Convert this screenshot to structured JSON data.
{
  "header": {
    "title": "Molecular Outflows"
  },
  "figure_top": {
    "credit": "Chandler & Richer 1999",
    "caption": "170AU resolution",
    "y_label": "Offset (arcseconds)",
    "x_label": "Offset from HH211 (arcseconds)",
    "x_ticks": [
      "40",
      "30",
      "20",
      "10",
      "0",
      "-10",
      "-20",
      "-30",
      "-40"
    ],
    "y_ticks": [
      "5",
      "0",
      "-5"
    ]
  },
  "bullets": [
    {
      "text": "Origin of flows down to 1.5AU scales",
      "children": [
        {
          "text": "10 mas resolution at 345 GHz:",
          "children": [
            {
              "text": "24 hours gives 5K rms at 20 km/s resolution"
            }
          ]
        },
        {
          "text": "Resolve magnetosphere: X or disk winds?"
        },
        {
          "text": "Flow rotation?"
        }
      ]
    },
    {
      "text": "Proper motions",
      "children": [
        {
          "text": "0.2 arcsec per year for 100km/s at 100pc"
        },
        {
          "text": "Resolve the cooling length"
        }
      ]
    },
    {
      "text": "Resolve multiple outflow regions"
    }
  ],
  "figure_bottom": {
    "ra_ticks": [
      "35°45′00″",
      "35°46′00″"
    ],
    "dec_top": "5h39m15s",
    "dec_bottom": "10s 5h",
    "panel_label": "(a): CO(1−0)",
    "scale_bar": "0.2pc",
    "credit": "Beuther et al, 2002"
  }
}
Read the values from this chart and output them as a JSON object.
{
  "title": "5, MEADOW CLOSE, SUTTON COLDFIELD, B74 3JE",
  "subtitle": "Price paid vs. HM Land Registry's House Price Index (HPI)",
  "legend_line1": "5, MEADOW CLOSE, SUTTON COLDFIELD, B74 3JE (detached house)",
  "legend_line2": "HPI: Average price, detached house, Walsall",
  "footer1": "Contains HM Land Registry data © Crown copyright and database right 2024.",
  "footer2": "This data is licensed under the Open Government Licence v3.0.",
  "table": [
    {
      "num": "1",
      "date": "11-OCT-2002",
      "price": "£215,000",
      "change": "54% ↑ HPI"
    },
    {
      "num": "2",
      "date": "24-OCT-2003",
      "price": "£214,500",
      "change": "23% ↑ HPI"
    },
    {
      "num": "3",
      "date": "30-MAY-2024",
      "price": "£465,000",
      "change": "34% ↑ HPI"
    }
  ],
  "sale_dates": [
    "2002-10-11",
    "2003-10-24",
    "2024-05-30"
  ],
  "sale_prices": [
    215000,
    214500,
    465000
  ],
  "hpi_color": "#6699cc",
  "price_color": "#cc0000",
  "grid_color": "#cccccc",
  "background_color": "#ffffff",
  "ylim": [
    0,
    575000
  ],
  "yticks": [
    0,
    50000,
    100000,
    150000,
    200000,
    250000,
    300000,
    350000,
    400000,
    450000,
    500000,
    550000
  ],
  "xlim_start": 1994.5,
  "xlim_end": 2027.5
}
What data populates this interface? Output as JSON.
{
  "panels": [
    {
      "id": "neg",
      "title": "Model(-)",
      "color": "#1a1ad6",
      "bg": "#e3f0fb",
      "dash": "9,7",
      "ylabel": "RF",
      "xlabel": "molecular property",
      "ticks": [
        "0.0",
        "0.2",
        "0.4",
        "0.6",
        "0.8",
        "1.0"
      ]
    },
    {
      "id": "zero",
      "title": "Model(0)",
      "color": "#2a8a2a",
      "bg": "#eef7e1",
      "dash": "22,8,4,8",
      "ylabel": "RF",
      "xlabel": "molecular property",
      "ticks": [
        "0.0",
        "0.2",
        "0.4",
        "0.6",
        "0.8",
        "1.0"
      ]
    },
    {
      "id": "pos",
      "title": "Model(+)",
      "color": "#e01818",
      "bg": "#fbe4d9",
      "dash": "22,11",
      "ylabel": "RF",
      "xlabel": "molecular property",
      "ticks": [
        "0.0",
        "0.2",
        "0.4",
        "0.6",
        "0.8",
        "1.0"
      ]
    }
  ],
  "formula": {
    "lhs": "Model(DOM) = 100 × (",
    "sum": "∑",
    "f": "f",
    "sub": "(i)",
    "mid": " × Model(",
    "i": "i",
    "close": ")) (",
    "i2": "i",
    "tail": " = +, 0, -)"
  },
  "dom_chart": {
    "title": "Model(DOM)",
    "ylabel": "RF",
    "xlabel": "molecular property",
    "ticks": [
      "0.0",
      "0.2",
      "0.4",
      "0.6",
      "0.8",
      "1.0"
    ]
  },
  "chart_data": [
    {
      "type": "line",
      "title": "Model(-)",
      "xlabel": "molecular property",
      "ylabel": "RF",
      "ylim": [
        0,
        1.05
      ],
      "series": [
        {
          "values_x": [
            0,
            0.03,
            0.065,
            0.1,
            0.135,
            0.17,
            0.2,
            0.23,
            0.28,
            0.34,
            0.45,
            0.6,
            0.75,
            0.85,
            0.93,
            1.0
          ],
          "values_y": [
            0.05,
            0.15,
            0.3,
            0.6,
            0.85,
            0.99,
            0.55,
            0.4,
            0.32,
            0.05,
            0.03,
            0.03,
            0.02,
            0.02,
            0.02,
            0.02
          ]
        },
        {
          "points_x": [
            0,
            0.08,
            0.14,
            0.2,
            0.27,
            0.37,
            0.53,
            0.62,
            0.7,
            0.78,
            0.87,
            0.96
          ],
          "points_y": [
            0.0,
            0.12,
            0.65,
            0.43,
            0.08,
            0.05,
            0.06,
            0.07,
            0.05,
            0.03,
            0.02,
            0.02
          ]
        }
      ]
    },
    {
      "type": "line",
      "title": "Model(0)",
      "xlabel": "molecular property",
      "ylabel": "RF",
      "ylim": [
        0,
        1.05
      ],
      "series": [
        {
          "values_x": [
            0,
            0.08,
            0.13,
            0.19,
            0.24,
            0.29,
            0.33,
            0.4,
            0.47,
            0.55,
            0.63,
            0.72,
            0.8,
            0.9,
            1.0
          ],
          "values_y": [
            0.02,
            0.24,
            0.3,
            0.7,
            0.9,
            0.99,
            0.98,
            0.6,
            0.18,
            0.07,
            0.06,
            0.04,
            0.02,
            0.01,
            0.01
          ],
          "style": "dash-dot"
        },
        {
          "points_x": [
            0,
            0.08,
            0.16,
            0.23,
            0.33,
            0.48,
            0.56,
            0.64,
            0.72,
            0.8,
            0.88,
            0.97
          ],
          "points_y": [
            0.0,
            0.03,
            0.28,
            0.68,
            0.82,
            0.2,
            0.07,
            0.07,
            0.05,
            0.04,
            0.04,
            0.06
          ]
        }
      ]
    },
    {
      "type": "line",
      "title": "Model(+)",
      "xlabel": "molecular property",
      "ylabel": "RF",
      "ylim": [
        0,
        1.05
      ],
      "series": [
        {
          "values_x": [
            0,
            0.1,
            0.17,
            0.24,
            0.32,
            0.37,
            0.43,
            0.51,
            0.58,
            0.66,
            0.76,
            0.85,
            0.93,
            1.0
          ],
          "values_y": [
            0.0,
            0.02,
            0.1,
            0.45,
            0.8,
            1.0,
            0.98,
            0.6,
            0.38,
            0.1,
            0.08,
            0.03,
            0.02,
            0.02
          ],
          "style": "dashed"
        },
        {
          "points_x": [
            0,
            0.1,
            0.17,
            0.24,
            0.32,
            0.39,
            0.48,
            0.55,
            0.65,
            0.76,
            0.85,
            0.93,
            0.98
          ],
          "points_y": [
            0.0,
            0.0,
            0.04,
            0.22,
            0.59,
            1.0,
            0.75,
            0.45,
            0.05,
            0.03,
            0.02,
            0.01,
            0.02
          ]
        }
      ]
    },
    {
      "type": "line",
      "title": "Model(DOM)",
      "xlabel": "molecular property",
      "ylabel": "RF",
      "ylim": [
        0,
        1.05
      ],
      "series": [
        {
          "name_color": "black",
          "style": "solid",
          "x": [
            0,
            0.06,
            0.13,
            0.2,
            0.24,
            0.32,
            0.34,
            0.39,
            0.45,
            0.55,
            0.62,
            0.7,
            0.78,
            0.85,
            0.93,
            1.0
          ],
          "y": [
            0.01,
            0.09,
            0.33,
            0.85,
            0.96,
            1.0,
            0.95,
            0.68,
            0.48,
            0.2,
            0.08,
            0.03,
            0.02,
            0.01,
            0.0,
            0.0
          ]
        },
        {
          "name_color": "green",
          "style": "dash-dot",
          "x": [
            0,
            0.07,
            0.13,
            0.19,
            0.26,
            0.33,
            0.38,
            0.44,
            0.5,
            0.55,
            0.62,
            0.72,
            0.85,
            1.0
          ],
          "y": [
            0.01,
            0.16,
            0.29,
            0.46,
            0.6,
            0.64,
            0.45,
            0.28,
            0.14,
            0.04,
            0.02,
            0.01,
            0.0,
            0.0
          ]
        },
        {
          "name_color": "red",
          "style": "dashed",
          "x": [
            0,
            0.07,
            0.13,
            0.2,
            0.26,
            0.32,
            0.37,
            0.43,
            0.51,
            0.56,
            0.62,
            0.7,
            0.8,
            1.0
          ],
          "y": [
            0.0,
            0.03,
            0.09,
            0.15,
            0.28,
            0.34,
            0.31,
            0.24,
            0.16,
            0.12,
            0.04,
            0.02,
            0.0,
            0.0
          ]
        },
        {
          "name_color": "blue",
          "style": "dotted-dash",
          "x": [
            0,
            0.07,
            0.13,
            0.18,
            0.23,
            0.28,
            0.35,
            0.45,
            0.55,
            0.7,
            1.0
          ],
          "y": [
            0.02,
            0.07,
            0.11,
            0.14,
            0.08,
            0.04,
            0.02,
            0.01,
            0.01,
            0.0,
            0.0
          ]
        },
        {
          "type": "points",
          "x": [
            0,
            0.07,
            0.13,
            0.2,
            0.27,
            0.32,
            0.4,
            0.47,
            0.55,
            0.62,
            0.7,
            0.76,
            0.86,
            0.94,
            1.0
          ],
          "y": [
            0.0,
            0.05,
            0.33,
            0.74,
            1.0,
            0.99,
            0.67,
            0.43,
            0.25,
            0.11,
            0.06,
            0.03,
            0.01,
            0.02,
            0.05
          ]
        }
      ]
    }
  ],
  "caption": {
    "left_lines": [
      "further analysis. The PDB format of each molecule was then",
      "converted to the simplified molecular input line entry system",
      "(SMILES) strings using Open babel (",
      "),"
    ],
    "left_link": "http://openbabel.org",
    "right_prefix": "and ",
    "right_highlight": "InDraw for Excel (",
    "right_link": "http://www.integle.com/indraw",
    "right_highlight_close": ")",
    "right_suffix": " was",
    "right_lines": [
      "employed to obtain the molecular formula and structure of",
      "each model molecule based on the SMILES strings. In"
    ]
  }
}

## What you should do:
Choose all lines containing the string "MEADOW" and copy them out.

## Answer in full:
  "title": "5, MEADOW CLOSE, SUTTON COLDFIELD, B74 3JE",
  "legend_line1": "5, MEADOW CLOSE, SUTTON COLDFIELD, B74 3JE (detached house)",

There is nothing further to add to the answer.